==== SUPPLIED RECORDS

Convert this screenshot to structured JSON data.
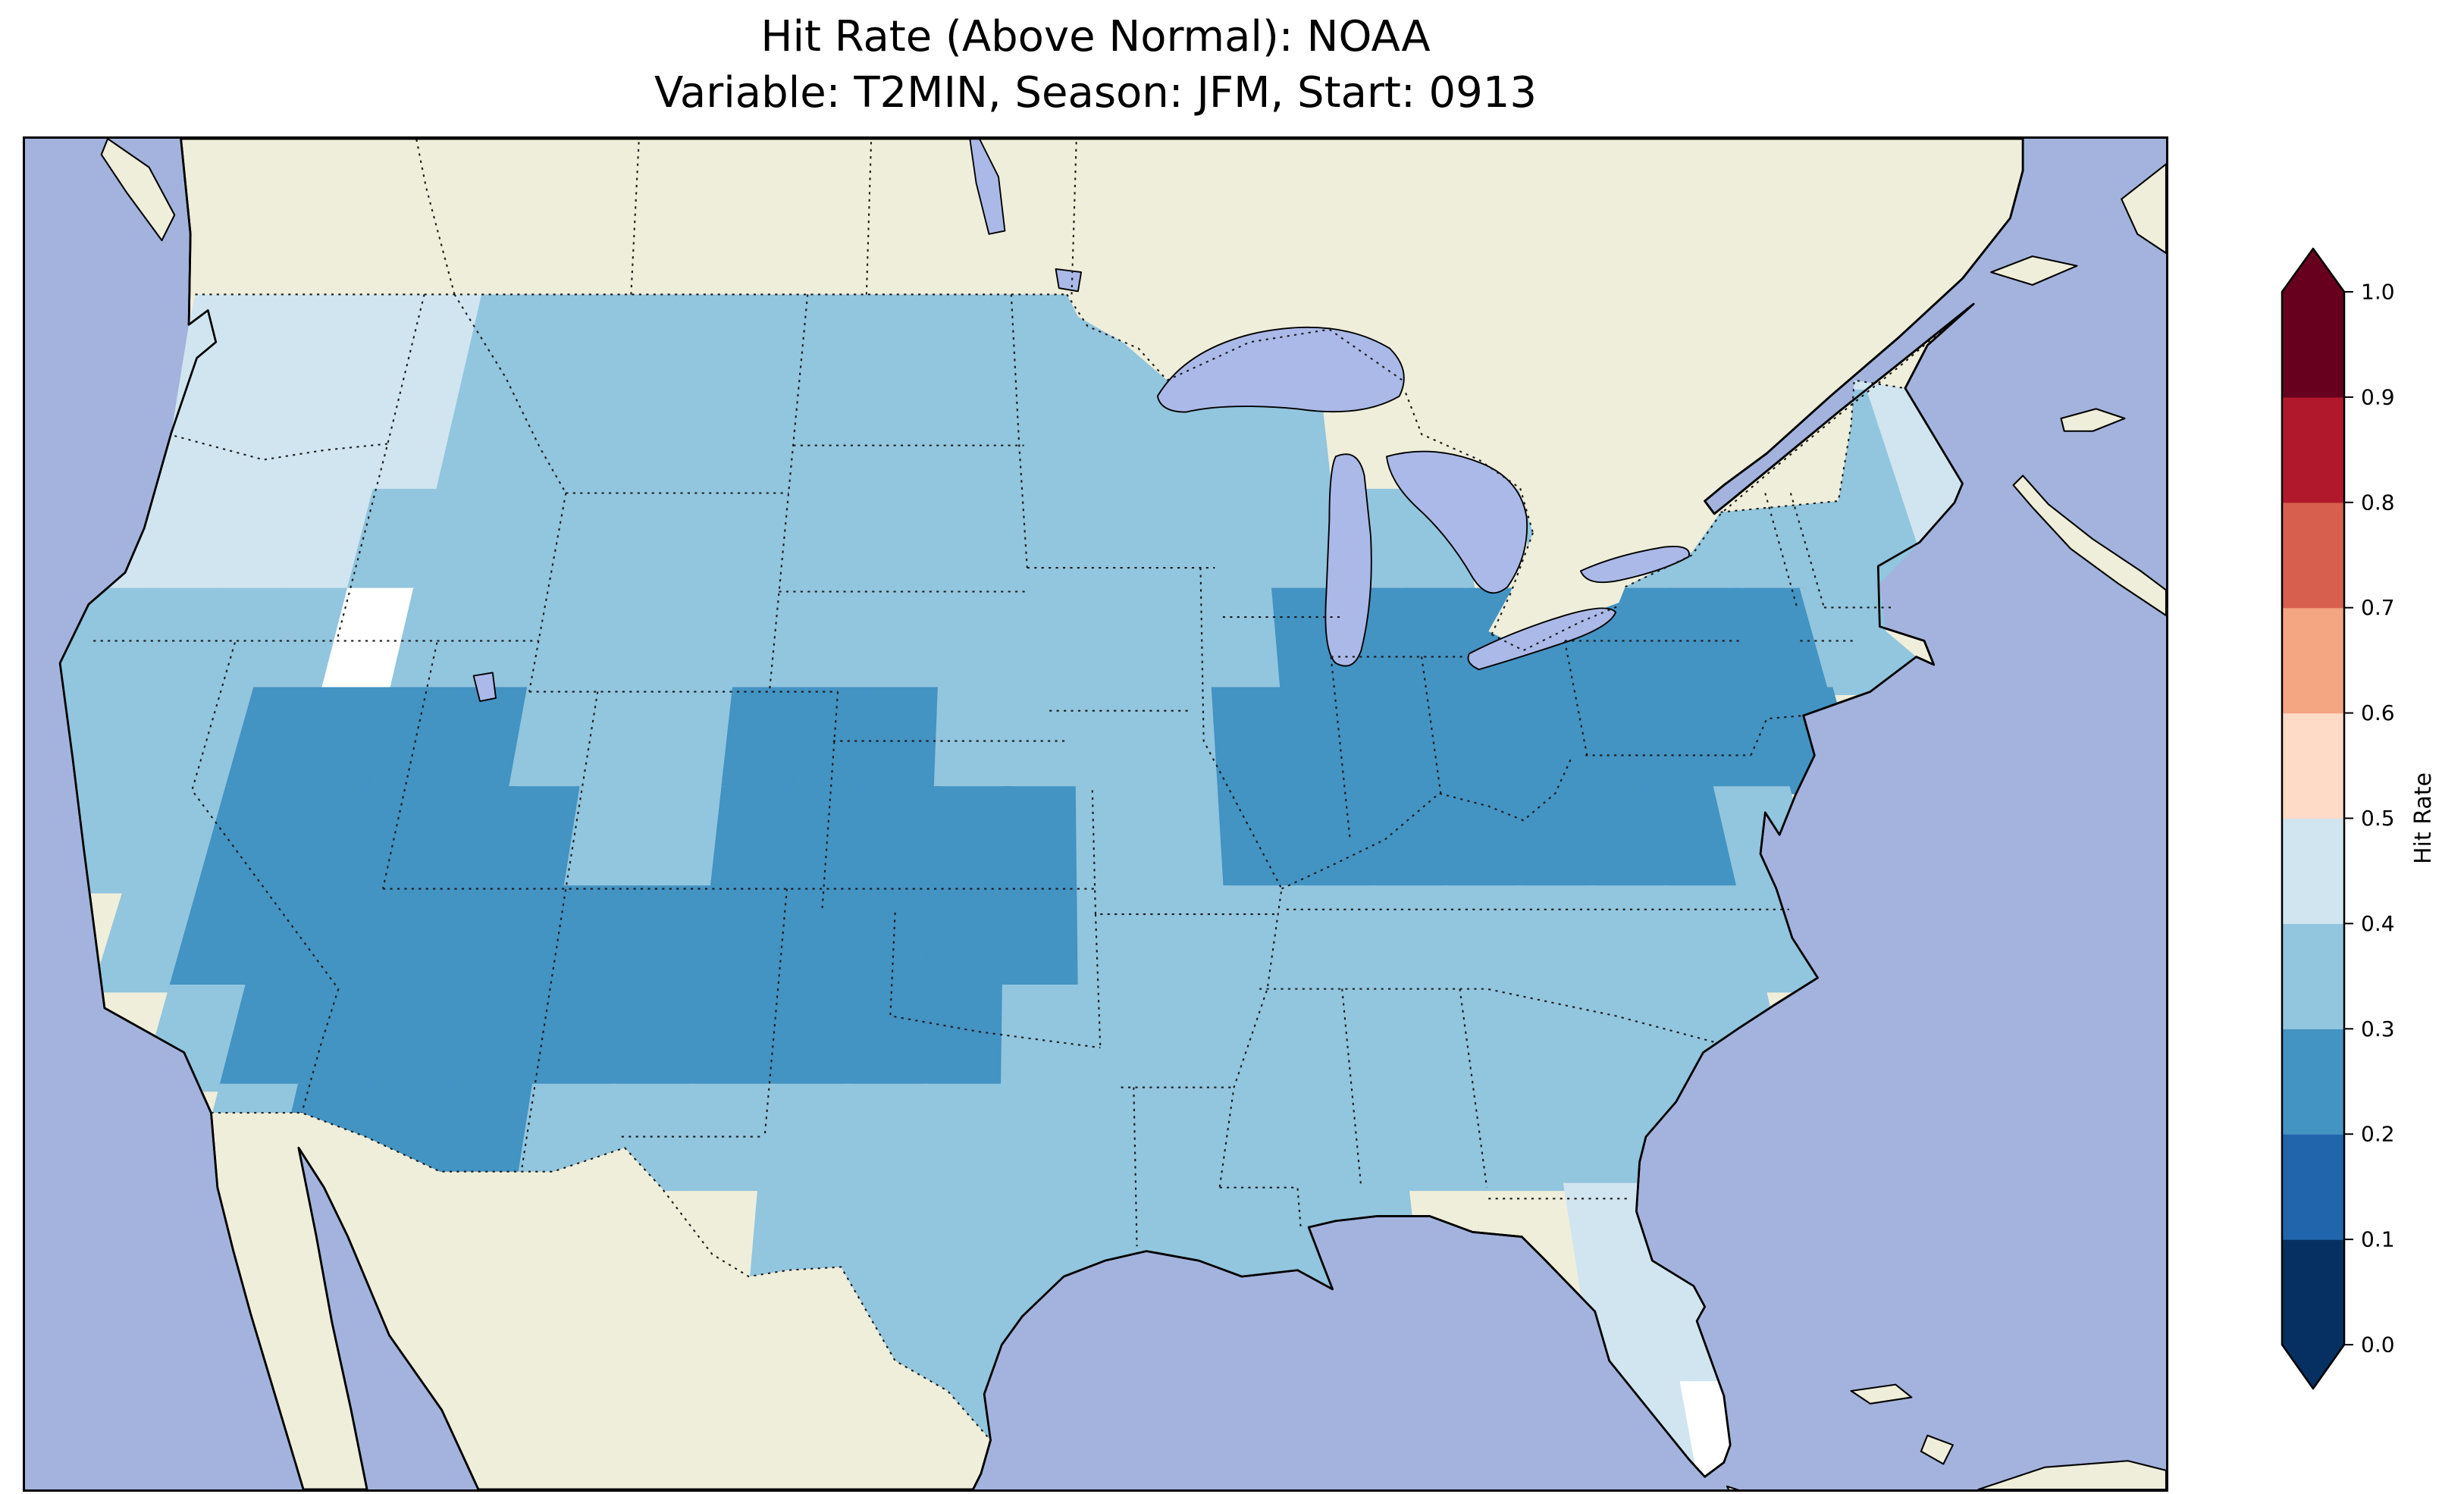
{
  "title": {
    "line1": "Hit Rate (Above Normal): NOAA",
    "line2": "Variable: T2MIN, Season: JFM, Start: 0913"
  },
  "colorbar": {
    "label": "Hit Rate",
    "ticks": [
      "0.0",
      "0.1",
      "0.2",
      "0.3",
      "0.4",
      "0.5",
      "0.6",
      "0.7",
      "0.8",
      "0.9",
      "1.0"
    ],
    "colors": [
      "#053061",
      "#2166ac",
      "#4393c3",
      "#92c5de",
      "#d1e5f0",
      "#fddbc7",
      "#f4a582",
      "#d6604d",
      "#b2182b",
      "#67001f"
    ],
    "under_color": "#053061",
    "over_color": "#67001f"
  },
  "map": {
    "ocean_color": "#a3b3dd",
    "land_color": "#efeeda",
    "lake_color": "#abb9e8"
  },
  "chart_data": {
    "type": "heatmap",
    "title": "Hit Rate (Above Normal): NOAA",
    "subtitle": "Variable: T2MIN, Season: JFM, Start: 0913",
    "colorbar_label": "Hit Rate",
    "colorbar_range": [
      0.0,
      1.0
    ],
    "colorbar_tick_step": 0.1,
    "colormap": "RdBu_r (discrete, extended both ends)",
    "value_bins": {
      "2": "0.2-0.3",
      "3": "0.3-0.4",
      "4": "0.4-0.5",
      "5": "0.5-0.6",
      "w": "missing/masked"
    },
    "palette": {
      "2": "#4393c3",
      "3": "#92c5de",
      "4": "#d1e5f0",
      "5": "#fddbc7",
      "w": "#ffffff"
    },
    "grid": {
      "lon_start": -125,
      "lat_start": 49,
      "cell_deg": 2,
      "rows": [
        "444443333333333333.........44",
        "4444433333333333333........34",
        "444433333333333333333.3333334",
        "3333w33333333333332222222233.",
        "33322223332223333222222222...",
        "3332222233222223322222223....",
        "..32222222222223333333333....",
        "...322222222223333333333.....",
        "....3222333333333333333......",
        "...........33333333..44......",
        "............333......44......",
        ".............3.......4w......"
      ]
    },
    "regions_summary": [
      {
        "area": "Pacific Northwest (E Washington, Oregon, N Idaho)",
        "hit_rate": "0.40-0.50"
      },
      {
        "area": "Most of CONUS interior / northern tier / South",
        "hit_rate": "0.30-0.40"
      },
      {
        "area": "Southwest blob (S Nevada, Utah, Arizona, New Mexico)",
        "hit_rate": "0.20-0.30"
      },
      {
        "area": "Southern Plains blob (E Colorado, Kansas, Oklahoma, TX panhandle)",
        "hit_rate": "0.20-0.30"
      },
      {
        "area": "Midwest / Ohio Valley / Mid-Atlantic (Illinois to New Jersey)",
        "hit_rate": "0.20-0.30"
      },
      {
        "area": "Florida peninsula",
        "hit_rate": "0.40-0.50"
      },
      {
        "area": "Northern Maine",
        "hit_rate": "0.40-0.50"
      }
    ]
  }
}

========
==== SUPPLIED RECORDS

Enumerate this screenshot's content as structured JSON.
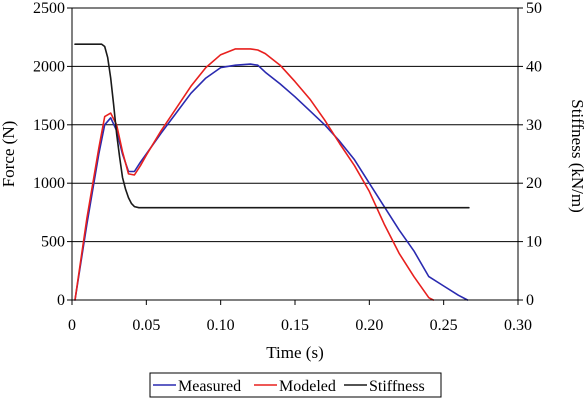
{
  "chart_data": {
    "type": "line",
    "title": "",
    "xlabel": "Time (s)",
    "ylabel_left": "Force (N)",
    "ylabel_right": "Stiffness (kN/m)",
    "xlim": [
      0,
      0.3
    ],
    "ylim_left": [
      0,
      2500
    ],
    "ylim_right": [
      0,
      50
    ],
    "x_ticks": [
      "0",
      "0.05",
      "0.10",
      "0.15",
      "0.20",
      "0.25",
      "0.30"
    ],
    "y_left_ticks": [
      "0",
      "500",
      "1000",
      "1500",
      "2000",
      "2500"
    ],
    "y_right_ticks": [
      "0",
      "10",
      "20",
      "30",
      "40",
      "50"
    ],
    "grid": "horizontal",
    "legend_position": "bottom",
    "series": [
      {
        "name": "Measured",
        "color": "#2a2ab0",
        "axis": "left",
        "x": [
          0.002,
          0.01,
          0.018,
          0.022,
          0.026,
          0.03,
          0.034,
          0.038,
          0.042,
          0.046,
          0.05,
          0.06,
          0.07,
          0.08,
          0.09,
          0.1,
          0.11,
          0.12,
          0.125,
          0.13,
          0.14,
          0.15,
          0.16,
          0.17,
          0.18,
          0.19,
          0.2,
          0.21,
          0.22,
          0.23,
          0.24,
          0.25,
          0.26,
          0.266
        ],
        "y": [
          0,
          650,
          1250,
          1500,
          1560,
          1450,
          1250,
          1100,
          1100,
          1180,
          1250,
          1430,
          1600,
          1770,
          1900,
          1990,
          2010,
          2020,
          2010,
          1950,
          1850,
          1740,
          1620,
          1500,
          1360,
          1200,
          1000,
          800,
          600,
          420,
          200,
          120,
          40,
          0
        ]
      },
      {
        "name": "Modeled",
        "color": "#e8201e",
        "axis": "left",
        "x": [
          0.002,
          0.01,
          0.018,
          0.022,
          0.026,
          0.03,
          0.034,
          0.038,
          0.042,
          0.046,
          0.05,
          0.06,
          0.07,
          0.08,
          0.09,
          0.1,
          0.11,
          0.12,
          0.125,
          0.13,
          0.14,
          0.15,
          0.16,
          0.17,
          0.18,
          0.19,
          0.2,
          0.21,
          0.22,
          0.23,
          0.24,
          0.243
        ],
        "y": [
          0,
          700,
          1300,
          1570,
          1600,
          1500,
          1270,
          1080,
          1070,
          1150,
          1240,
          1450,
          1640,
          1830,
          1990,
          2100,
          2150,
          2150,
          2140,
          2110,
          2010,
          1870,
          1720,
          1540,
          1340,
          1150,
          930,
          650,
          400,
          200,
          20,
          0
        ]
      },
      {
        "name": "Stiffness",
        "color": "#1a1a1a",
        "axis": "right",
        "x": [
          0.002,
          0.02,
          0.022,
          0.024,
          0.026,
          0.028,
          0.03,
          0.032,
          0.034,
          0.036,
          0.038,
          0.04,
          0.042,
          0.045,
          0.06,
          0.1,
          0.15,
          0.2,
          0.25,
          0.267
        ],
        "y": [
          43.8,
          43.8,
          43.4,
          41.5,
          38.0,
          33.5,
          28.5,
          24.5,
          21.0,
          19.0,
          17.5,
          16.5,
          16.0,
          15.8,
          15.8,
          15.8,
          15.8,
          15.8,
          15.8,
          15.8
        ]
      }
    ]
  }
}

========

Copy every line in the listing above where the string "this" turns up.

Convert this screenshot to structured JSON data.
Enumerate this screenshot's content as structured JSON.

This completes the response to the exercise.